BEGIN

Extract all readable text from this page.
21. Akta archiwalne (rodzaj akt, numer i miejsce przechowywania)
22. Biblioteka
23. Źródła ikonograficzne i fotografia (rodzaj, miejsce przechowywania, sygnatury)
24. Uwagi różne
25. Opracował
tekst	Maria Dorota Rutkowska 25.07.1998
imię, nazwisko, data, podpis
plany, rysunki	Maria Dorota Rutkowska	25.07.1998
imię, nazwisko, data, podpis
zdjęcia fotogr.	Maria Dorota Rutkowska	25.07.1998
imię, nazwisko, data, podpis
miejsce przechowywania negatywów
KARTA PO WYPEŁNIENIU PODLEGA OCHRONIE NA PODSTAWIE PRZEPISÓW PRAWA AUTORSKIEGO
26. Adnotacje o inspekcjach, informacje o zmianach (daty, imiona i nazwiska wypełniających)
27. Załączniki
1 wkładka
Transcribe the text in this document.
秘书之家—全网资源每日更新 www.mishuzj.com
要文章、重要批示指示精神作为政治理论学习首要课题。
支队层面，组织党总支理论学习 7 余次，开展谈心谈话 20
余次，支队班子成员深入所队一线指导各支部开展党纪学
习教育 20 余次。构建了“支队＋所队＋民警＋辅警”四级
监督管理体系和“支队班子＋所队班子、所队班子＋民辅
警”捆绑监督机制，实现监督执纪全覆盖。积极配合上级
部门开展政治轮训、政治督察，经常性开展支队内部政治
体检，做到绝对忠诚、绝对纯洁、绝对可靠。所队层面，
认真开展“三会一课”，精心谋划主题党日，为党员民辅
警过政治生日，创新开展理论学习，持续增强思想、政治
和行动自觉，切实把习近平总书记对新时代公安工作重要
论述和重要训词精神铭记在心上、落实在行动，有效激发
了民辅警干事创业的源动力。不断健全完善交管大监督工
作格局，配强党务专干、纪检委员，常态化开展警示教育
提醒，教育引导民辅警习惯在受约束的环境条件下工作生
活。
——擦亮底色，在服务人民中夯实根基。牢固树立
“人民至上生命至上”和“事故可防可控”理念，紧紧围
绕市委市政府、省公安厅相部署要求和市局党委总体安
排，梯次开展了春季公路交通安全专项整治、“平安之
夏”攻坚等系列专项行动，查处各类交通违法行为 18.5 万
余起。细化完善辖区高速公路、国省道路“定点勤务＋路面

END

Challenge | Pick out the lines containing the word "this" and show them.

Complete output |
Extract all readable text from this page.
Transcribe the text in this document.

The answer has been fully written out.